Provided records:
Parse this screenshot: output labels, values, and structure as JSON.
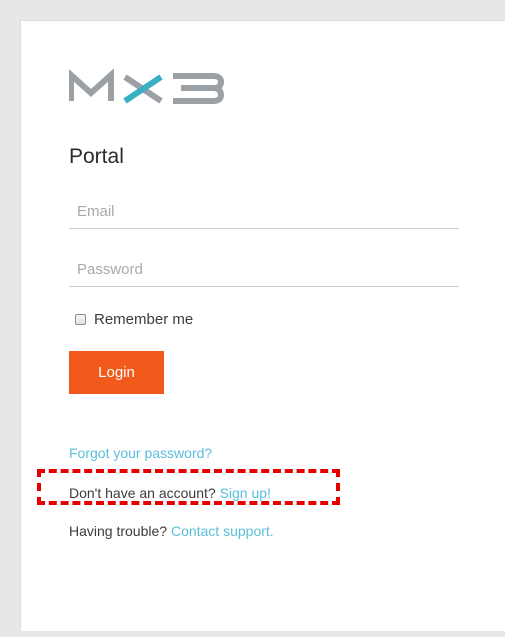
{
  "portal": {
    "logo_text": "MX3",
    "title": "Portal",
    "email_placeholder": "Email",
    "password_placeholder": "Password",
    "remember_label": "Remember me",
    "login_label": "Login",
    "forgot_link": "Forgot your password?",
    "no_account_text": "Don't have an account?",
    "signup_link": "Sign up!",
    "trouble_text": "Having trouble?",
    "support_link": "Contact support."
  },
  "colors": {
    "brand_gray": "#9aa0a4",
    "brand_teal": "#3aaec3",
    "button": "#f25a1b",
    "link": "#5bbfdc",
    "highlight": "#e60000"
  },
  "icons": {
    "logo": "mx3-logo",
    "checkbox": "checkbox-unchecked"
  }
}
* * *
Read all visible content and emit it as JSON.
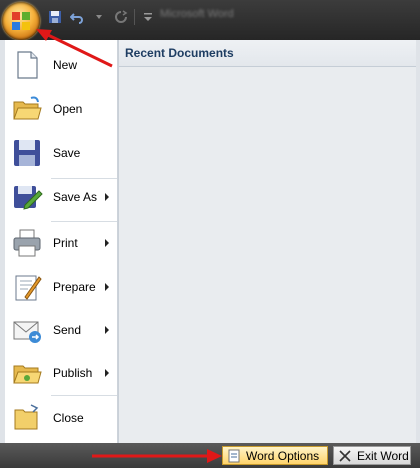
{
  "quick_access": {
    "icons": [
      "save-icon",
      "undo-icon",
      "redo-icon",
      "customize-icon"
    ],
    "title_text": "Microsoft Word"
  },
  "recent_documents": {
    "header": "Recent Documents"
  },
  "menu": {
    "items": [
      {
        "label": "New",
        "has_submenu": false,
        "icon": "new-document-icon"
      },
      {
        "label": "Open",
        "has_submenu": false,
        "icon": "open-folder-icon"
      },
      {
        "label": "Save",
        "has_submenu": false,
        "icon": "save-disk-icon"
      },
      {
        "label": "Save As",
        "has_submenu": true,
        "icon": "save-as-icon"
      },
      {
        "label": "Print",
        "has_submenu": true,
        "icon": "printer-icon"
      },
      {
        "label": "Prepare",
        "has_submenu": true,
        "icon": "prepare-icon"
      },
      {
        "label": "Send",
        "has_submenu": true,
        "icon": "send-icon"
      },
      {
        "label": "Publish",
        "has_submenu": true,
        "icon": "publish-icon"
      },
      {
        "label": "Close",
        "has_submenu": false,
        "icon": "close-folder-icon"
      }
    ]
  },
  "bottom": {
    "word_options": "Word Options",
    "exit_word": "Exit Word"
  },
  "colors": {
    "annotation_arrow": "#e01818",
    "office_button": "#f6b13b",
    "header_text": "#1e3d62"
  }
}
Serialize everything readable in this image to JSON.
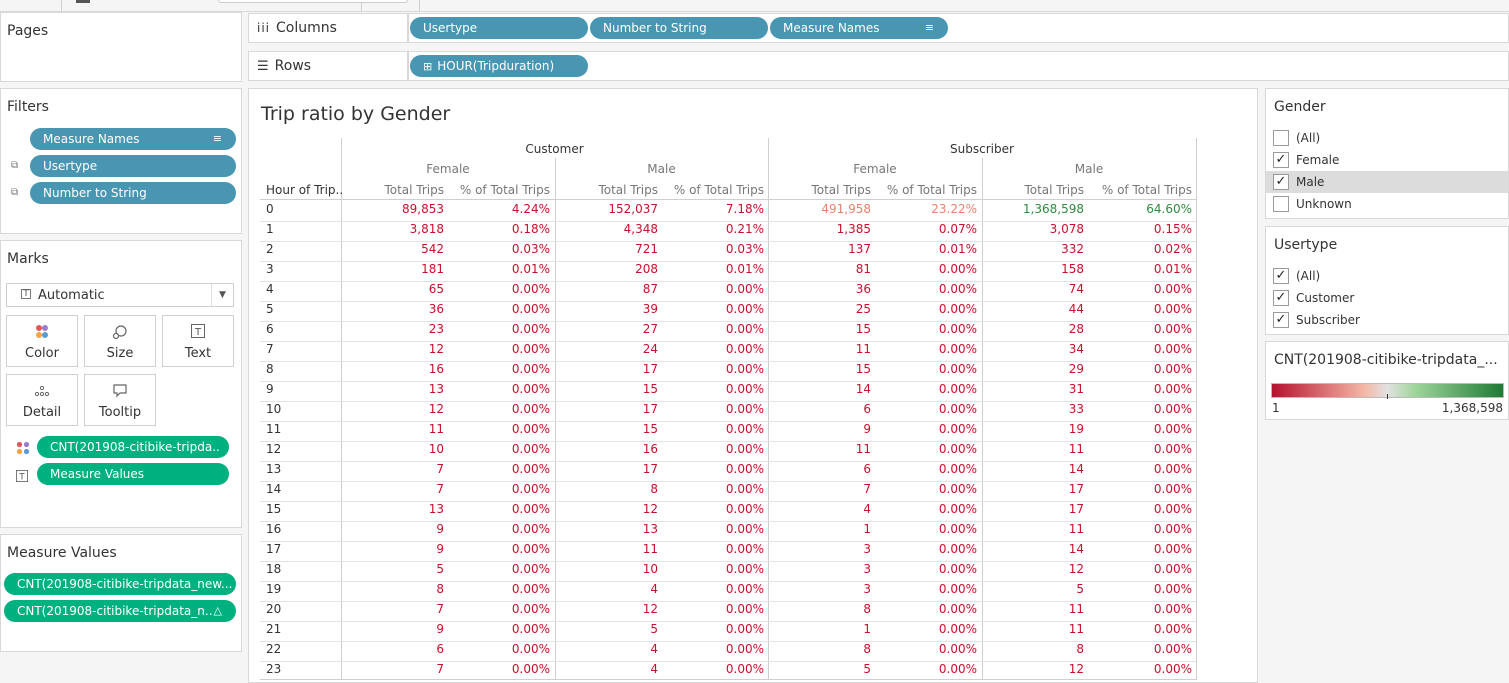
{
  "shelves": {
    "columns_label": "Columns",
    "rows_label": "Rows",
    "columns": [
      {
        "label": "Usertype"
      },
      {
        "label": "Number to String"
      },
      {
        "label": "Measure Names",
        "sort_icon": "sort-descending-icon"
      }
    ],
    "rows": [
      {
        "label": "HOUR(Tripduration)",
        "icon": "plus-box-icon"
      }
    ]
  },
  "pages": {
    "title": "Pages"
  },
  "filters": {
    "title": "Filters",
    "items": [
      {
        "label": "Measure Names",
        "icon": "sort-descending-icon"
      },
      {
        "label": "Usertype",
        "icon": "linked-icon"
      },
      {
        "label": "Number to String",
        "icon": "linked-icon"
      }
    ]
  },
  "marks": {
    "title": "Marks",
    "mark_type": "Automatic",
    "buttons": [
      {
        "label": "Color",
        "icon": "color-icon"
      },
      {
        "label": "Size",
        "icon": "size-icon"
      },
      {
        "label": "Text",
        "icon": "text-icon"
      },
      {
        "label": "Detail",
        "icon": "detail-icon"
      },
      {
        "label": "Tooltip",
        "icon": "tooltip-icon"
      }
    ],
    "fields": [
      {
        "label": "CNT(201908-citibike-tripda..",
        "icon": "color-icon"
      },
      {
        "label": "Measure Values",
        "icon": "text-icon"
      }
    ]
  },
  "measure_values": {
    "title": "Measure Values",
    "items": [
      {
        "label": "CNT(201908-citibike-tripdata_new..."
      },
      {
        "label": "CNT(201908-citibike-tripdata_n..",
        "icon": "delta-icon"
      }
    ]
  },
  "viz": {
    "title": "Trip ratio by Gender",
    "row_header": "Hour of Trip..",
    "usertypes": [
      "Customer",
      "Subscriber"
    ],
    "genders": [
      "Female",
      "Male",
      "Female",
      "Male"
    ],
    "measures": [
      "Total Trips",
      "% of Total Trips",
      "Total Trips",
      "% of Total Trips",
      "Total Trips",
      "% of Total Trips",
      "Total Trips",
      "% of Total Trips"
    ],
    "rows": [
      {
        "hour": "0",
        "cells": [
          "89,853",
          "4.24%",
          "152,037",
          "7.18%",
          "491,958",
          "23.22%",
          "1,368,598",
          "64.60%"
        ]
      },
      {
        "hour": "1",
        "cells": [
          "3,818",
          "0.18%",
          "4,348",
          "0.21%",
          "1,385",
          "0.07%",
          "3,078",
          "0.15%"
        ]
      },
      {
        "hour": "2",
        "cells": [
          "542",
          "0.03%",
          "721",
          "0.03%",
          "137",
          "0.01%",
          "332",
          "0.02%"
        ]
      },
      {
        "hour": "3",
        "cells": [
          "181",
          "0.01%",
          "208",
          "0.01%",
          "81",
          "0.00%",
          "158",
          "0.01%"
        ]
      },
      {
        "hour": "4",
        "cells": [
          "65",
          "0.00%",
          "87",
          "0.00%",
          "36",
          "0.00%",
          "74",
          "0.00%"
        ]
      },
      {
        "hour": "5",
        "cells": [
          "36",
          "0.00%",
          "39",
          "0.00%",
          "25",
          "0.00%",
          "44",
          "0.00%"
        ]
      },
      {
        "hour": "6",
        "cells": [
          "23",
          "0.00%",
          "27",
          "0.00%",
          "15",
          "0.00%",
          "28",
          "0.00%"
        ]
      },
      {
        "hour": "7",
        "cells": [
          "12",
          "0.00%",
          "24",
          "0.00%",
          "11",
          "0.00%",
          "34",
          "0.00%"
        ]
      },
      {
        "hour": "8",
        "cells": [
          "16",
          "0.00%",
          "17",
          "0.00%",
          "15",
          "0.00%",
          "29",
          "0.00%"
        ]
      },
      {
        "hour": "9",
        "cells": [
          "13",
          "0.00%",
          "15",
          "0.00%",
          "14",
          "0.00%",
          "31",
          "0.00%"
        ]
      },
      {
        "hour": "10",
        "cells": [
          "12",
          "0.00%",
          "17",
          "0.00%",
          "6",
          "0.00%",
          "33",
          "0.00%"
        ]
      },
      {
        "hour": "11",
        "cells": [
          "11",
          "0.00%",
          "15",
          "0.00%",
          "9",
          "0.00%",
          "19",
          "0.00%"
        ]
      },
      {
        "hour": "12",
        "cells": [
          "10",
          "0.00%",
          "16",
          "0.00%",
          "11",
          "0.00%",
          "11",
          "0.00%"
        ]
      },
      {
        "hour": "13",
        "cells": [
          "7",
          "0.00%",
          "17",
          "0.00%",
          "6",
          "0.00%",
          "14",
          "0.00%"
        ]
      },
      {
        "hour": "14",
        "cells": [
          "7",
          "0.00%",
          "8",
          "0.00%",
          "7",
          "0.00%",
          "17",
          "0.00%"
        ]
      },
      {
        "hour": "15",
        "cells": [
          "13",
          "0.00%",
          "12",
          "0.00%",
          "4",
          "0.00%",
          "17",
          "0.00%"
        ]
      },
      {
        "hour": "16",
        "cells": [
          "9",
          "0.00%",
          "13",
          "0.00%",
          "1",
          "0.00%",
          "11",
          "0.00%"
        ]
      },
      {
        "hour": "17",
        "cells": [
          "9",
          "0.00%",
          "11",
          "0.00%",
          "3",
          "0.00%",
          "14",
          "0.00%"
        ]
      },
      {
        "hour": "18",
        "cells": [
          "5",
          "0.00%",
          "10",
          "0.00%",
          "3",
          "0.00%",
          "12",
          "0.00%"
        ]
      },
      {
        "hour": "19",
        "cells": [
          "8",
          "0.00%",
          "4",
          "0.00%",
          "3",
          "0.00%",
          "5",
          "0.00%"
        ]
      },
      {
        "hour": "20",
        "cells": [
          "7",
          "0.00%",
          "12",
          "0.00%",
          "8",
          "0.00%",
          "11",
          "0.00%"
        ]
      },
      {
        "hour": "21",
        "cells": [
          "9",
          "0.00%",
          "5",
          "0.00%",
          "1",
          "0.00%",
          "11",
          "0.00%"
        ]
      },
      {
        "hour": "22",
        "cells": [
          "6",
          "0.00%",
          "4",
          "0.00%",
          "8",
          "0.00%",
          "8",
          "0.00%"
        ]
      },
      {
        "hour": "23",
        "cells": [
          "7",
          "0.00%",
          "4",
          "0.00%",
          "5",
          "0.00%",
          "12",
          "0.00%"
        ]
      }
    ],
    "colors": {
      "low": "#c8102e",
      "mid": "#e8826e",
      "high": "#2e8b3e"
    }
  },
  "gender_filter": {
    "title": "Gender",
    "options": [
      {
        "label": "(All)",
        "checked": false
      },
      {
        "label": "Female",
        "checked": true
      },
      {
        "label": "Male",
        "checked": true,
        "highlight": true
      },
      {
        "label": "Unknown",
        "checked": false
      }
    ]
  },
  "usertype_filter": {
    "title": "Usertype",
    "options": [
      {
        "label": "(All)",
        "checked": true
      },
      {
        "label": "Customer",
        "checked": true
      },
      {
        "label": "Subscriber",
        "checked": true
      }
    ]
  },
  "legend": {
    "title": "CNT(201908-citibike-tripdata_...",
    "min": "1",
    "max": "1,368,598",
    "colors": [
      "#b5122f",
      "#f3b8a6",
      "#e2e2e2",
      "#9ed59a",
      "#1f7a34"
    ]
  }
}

Written task:
From the material above, gather all lines that include the string "citibike" and copy them.

Solution to the exercise:
        "label": "CNT(201908-citibike-tripda..",
        "label": "CNT(201908-citibike-tripdata_new..."
        "label": "CNT(201908-citibike-tripdata_n..",
    "title": "CNT(201908-citibike-tripdata_...",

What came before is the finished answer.